Exercise => Extract the lines of the data verbatim, starting at the beginning of the data and ending at the line that contains "svg-text:water_z13: water_z13 <box>614", with both ends included.

Records to process =>
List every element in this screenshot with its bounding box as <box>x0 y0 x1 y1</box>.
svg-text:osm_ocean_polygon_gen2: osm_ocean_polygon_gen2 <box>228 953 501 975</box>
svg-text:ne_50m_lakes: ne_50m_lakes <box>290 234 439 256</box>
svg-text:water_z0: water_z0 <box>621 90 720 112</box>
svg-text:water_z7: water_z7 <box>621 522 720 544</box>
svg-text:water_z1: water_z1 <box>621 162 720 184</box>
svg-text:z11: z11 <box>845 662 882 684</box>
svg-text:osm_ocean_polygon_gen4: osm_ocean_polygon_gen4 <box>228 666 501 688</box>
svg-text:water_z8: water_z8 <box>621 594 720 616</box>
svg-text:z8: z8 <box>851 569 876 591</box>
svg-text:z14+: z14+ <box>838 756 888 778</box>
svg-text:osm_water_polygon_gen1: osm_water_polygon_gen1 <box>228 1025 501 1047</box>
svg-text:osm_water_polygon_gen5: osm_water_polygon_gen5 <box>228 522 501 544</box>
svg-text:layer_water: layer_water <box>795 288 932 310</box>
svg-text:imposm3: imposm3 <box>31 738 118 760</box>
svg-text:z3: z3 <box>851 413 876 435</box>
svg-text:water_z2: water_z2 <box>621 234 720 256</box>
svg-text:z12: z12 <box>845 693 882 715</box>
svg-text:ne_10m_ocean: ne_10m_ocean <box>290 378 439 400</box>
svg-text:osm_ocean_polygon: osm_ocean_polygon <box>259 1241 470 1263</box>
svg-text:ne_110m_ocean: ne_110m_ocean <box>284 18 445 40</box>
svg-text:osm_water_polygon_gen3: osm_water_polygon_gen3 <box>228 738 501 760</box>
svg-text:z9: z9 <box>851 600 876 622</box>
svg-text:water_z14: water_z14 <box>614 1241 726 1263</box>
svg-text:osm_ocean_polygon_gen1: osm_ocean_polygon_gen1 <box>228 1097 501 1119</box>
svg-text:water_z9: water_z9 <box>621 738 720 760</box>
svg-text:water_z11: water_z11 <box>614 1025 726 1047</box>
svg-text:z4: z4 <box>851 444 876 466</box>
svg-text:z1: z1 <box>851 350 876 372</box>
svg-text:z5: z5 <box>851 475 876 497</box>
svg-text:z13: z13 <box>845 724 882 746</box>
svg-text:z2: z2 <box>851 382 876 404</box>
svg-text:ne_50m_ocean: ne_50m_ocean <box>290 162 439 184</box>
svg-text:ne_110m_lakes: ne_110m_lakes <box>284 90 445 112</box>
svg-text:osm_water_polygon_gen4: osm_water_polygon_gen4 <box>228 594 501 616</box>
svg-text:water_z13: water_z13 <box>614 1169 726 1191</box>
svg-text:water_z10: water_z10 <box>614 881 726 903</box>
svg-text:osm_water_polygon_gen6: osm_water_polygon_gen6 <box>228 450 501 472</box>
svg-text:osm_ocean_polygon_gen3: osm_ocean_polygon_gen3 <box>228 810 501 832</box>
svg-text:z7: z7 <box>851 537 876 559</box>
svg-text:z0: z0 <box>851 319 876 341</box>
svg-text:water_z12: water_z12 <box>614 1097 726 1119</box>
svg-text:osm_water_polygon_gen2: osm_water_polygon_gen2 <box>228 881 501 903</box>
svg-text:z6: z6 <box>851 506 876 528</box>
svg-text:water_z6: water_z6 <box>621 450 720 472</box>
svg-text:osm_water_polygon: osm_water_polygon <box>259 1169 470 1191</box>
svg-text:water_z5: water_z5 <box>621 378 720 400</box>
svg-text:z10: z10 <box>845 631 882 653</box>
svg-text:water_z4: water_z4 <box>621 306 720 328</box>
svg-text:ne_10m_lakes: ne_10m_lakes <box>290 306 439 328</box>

Output for this task =>
List every element in this screenshot with its bounding box as <box>x0 y0 x1 y1</box>.
svg-text:osm_ocean_polygon_gen2: osm_ocean_polygon_gen2 <box>228 953 501 975</box>
svg-text:ne_50m_lakes: ne_50m_lakes <box>290 234 439 256</box>
svg-text:water_z0: water_z0 <box>621 90 720 112</box>
svg-text:water_z7: water_z7 <box>621 522 720 544</box>
svg-text:water_z1: water_z1 <box>621 162 720 184</box>
svg-text:z11: z11 <box>845 662 882 684</box>
svg-text:osm_ocean_polygon_gen4: osm_ocean_polygon_gen4 <box>228 666 501 688</box>
svg-text:water_z8: water_z8 <box>621 594 720 616</box>
svg-text:z8: z8 <box>851 569 876 591</box>
svg-text:z14+: z14+ <box>838 756 888 778</box>
svg-text:osm_water_polygon_gen1: osm_water_polygon_gen1 <box>228 1025 501 1047</box>
svg-text:osm_water_polygon_gen5: osm_water_polygon_gen5 <box>228 522 501 544</box>
svg-text:layer_water: layer_water <box>795 288 932 310</box>
svg-text:imposm3: imposm3 <box>31 738 118 760</box>
svg-text:z3: z3 <box>851 413 876 435</box>
svg-text:water_z2: water_z2 <box>621 234 720 256</box>
svg-text:z12: z12 <box>845 693 882 715</box>
svg-text:ne_10m_ocean: ne_10m_ocean <box>290 378 439 400</box>
svg-text:osm_ocean_polygon: osm_ocean_polygon <box>259 1241 470 1263</box>
svg-text:ne_110m_ocean: ne_110m_ocean <box>284 18 445 40</box>
svg-text:osm_water_polygon_gen3: osm_water_polygon_gen3 <box>228 738 501 760</box>
svg-text:z9: z9 <box>851 600 876 622</box>
svg-text:water_z14: water_z14 <box>614 1241 726 1263</box>
svg-text:osm_ocean_polygon_gen1: osm_ocean_polygon_gen1 <box>228 1097 501 1119</box>
svg-text:water_z9: water_z9 <box>621 738 720 760</box>
svg-text:water_z11: water_z11 <box>614 1025 726 1047</box>
svg-text:z4: z4 <box>851 444 876 466</box>
svg-text:z1: z1 <box>851 350 876 372</box>
svg-text:z5: z5 <box>851 475 876 497</box>
svg-text:z13: z13 <box>845 724 882 746</box>
svg-text:z2: z2 <box>851 382 876 404</box>
svg-text:ne_50m_ocean: ne_50m_ocean <box>290 162 439 184</box>
svg-text:ne_110m_lakes: ne_110m_lakes <box>284 90 445 112</box>
svg-text:osm_water_polygon_gen4: osm_water_polygon_gen4 <box>228 594 501 616</box>
svg-text:water_z13: water_z13 <box>614 1169 726 1191</box>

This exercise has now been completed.